Alıştırma Yönergesi: Kayıtların ilk satırından "section-12-2-text: Tuto Smlouvu" ifadesini içeren satıra kadar olan satırları, iki uçtaki satırlar da dahil olmak üzere, hiçbir değişiklik yapmadan alıntılayınız.

Görev Malzemesi:

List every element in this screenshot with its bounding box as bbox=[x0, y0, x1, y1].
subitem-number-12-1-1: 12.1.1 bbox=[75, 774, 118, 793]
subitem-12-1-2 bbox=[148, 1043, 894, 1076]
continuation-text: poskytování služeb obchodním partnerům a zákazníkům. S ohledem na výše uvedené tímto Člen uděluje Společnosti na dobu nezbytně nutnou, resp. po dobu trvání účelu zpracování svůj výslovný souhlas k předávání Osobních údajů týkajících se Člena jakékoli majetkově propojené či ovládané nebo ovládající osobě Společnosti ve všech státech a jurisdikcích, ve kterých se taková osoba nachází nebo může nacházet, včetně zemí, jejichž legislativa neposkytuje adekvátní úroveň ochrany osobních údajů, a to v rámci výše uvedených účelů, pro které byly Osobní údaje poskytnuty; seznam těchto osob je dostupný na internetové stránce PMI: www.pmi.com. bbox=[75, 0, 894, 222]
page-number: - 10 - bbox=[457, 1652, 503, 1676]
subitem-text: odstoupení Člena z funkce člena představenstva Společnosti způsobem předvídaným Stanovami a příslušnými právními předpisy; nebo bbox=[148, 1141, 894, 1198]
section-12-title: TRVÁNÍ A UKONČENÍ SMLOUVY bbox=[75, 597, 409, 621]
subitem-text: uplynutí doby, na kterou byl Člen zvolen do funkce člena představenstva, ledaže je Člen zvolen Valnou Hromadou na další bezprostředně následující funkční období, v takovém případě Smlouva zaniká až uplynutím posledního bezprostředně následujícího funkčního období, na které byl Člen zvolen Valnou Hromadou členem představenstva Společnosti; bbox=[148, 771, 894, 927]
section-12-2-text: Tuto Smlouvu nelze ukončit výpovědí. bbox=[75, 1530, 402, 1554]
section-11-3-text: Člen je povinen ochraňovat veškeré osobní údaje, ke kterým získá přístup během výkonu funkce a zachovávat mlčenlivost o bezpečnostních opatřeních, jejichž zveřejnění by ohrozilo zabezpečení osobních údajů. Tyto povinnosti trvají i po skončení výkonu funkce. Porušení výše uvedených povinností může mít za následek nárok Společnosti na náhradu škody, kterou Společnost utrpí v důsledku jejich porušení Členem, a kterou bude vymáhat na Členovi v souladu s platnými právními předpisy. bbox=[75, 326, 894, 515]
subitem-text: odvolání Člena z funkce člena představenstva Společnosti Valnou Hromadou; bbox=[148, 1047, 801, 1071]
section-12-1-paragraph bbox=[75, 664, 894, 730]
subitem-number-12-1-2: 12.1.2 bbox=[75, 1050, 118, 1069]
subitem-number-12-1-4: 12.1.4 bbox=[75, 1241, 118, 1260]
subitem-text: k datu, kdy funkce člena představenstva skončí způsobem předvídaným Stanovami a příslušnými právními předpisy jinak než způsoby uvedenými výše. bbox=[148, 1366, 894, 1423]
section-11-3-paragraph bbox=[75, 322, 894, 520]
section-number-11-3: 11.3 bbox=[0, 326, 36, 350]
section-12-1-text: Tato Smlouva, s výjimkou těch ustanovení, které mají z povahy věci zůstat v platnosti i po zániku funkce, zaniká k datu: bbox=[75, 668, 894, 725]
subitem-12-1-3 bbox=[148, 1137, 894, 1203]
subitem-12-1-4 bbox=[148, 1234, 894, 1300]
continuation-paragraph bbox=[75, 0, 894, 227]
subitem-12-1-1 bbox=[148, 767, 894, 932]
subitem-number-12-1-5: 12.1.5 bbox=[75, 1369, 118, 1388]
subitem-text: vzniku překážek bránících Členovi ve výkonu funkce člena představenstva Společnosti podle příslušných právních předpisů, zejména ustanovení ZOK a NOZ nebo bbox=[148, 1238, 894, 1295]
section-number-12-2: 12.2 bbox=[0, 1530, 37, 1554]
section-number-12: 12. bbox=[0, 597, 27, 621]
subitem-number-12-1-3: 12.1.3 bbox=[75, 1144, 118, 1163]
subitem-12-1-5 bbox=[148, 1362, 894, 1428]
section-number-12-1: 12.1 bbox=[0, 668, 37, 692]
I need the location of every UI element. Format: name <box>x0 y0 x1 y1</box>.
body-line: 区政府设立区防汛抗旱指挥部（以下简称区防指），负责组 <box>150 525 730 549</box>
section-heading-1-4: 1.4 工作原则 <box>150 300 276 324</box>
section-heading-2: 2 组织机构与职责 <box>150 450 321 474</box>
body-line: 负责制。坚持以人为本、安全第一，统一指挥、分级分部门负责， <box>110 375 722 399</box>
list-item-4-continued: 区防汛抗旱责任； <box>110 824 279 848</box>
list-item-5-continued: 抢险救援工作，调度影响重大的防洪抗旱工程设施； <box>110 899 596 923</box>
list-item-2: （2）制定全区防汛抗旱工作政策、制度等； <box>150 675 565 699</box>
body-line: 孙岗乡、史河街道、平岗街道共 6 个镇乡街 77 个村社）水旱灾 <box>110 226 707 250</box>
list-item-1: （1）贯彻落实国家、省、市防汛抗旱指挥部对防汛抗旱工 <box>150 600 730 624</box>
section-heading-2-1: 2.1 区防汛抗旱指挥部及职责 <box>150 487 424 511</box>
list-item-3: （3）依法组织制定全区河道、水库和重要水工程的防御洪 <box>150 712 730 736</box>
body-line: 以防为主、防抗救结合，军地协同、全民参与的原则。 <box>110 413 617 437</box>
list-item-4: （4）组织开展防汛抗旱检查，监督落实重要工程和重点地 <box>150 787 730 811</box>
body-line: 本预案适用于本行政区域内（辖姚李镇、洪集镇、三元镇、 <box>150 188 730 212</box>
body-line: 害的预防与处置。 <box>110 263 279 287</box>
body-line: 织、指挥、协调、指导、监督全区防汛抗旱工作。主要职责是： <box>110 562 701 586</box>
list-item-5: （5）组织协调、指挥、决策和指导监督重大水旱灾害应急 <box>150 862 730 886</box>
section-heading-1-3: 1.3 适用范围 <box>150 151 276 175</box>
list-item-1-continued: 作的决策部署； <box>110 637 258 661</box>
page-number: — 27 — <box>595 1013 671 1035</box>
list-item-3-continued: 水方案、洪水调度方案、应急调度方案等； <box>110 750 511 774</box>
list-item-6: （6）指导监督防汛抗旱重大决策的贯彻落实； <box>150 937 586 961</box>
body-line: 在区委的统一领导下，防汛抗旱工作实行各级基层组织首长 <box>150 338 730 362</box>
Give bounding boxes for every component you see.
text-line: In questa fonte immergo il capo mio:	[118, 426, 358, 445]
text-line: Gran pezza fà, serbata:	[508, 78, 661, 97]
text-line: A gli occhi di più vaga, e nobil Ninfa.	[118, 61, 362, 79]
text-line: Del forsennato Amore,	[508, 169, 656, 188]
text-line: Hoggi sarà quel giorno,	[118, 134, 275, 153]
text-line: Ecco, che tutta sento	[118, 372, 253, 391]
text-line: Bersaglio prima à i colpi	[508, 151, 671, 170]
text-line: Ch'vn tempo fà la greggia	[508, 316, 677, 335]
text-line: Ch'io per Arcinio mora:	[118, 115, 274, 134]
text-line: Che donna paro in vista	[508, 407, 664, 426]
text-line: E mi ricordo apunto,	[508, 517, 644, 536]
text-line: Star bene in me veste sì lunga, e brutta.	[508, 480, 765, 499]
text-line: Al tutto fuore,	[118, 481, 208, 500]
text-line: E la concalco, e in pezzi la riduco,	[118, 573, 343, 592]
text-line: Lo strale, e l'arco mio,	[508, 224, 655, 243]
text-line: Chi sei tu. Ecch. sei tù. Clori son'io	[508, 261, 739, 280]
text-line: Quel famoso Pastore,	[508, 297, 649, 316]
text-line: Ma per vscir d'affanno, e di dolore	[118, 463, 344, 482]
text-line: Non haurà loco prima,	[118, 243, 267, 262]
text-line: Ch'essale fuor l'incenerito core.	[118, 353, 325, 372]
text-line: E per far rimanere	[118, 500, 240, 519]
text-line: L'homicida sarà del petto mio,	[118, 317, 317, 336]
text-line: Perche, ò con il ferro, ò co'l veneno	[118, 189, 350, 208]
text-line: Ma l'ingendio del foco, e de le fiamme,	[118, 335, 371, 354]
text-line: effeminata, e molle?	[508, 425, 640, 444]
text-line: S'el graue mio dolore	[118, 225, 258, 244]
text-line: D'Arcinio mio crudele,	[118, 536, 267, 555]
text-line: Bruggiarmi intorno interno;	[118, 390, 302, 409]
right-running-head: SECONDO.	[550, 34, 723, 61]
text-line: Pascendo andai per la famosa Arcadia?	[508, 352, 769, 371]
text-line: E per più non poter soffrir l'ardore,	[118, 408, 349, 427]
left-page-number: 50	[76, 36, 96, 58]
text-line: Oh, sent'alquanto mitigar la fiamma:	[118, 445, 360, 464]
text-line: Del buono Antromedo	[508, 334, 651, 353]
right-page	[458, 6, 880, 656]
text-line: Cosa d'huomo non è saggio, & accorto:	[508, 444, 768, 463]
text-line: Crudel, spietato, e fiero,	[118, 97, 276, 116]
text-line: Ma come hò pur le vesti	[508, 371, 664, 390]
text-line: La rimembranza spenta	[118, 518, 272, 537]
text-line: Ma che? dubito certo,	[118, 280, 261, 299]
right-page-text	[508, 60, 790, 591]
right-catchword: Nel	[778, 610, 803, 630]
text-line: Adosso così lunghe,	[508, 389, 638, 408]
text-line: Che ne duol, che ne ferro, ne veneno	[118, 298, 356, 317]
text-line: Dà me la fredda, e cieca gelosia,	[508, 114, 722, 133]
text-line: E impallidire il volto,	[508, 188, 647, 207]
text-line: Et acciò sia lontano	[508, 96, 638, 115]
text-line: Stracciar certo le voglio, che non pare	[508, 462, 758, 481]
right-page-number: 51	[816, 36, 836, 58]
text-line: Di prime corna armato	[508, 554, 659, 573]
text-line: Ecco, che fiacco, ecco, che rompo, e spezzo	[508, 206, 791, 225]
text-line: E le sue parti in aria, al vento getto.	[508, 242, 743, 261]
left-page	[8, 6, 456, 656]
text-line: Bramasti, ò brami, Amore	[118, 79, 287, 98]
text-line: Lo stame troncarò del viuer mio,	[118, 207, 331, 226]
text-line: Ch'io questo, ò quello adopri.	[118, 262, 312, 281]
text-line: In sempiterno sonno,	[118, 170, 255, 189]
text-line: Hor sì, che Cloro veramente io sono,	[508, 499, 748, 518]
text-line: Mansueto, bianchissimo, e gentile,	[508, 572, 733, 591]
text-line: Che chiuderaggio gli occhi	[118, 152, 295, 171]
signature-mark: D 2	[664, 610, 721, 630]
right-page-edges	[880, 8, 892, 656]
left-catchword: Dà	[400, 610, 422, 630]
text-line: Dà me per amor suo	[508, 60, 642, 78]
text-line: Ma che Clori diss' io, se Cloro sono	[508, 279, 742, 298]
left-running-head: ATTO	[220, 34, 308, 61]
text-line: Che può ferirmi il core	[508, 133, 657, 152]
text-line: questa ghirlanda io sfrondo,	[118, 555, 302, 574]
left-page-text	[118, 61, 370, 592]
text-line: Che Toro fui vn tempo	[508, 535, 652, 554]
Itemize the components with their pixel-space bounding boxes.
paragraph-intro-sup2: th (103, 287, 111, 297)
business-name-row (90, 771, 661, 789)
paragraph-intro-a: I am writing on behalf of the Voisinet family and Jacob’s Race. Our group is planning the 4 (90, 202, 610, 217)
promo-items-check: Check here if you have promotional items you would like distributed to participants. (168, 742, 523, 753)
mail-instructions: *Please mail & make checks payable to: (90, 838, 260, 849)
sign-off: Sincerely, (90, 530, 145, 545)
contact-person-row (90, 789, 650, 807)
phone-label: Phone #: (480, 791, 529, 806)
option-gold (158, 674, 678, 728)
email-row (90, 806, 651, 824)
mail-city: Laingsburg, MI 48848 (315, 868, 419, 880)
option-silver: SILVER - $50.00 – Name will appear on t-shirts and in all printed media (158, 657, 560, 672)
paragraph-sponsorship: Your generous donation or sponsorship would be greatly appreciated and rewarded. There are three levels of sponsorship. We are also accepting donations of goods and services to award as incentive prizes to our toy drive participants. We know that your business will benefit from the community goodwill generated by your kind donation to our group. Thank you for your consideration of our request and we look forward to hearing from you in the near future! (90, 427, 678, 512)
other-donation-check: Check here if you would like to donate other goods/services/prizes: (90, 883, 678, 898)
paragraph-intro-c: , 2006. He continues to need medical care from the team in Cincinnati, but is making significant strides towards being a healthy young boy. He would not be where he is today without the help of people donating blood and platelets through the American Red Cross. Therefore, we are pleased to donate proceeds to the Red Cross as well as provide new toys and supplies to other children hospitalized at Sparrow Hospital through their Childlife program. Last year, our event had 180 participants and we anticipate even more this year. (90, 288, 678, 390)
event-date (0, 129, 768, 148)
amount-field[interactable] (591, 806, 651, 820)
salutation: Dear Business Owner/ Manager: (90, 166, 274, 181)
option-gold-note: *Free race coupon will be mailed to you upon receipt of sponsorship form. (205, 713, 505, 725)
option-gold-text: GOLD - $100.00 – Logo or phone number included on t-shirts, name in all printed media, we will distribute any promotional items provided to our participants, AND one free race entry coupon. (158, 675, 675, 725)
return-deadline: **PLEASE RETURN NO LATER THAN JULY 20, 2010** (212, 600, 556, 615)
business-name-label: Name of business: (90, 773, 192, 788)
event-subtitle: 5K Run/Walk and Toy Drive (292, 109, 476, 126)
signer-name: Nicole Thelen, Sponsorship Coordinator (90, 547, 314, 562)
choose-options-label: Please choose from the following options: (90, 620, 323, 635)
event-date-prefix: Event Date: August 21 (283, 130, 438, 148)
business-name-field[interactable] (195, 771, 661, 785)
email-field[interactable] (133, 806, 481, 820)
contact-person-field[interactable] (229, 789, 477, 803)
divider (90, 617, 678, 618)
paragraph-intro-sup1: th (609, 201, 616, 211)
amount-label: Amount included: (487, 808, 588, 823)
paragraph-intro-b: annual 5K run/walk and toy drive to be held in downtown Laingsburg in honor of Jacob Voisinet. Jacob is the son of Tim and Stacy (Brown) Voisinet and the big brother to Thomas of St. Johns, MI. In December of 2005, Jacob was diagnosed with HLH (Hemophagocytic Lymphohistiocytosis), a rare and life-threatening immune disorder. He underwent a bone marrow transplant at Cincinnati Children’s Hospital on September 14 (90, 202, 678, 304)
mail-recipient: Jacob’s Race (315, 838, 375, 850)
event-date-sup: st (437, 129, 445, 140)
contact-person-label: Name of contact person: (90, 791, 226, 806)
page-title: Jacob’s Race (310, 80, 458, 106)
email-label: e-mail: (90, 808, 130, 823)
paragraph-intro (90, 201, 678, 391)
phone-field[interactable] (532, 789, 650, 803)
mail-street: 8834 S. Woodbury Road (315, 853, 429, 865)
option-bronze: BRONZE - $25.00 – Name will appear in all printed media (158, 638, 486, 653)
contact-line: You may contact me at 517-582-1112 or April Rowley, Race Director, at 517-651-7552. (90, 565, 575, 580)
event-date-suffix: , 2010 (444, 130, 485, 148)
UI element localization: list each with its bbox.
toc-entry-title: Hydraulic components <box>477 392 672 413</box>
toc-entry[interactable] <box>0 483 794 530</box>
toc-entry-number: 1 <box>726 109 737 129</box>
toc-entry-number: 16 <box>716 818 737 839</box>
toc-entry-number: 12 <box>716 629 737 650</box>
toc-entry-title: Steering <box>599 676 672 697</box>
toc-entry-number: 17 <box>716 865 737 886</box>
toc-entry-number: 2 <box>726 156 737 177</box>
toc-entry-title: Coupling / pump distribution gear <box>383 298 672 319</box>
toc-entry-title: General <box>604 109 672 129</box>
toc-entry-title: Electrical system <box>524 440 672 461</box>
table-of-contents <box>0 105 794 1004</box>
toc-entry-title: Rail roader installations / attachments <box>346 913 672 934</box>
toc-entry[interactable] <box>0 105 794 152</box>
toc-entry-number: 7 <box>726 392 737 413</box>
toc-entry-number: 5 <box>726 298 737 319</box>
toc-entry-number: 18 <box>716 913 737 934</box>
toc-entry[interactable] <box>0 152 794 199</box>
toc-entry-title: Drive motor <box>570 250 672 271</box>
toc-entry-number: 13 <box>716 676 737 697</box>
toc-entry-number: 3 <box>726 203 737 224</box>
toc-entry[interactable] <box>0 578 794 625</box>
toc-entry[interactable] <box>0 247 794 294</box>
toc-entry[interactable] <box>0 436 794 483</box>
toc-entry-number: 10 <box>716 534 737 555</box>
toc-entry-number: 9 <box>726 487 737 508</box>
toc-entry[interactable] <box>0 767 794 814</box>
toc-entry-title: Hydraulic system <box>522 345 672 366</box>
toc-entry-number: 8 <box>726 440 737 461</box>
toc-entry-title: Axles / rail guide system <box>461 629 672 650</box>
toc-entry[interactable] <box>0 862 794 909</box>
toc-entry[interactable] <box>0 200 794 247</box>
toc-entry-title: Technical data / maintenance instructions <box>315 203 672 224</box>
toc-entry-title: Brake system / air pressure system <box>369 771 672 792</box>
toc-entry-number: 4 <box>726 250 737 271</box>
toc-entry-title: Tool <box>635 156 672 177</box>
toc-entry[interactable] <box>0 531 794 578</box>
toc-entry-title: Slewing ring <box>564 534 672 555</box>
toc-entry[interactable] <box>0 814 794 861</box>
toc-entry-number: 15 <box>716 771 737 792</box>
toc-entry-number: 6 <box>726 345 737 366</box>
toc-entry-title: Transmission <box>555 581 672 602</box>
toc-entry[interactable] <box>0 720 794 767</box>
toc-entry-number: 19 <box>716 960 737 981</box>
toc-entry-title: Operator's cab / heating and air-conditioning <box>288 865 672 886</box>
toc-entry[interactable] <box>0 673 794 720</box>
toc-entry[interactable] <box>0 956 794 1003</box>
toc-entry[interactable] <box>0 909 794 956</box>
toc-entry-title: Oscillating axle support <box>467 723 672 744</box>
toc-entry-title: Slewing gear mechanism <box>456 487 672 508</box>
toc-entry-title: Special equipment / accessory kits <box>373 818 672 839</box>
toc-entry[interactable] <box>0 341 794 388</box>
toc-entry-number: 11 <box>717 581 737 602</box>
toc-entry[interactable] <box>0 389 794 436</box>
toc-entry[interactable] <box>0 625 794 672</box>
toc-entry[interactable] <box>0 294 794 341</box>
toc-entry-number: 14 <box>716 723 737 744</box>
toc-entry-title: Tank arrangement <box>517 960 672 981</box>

Görev Sonucu:
List every element in this screenshot with its bounding box as bbox=[x0, y0, x1, y1].
subitem-number-12-1-1: 12.1.1 bbox=[75, 774, 118, 793]
subitem-12-1-2 bbox=[148, 1043, 894, 1076]
continuation-text: poskytování služeb obchodním partnerům a zákazníkům. S ohledem na výše uvedené tímto Člen uděluje Společnosti na dobu nezbytně nutnou, resp. po dobu trvání účelu zpracování svůj výslovný souhlas k předávání Osobních údajů týkajících se Člena jakékoli majetkově propojené či ovládané nebo ovládající osobě Společnosti ve všech státech a jurisdikcích, ve kterých se taková osoba nachází nebo může nacházet, včetně zemí, jejichž legislativa neposkytuje adekvátní úroveň ochrany osobních údajů, a to v rámci výše uvedených účelů, pro které byly Osobní údaje poskytnuty; seznam těchto osob je dostupný na internetové stránce PMI: www.pmi.com. bbox=[75, 0, 894, 222]
page-number: - 10 - bbox=[457, 1652, 503, 1676]
subitem-text: odstoupení Člena z funkce člena představenstva Společnosti způsobem předvídaným Stanovami a příslušnými právními předpisy; nebo bbox=[148, 1141, 894, 1198]
section-12-title: TRVÁNÍ A UKONČENÍ SMLOUVY bbox=[75, 597, 409, 621]
subitem-text: uplynutí doby, na kterou byl Člen zvolen do funkce člena představenstva, ledaže je Člen zvolen Valnou Hromadou na další bezprostředně následující funkční období, v takovém případě Smlouva zaniká až uplynutím posledního bezprostředně následujícího funkčního období, na které byl Člen zvolen Valnou Hromadou členem představenstva Společnosti; bbox=[148, 771, 894, 927]
section-12-2-text: Tuto Smlouvu nelze ukončit výpovědí. bbox=[75, 1530, 402, 1554]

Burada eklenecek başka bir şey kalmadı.